[Data entries]

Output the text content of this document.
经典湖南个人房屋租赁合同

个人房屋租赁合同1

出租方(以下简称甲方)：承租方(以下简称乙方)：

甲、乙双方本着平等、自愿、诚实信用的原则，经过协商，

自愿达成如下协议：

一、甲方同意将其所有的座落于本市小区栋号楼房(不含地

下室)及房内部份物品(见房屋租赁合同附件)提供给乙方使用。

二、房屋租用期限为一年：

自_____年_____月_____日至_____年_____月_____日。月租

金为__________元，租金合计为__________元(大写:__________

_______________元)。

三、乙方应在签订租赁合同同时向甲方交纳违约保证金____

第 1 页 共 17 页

[Instructions for the task] All of the material must be reproduced exactly.

[Answer]
Output the text content of this document.
经典湖南个人房屋租赁合同

个人房屋租赁合同1

出租方(以下简称甲方)：承租方(以下简称乙方)：

甲、乙双方本着平等、自愿、诚实信用的原则，经过协商，

自愿达成如下协议：

一、甲方同意将其所有的座落于本市小区栋号楼房(不含地

下室)及房内部份物品(见房屋租赁合同附件)提供给乙方使用。

二、房屋租用期限为一年：

自_____年_____月_____日至_____年_____月_____日。月租

金为__________元，租金合计为__________元(大写:__________

_______________元)。

三、乙方应在签订租赁合同同时向甲方交纳违约保证金____

第 1 页 共 17 页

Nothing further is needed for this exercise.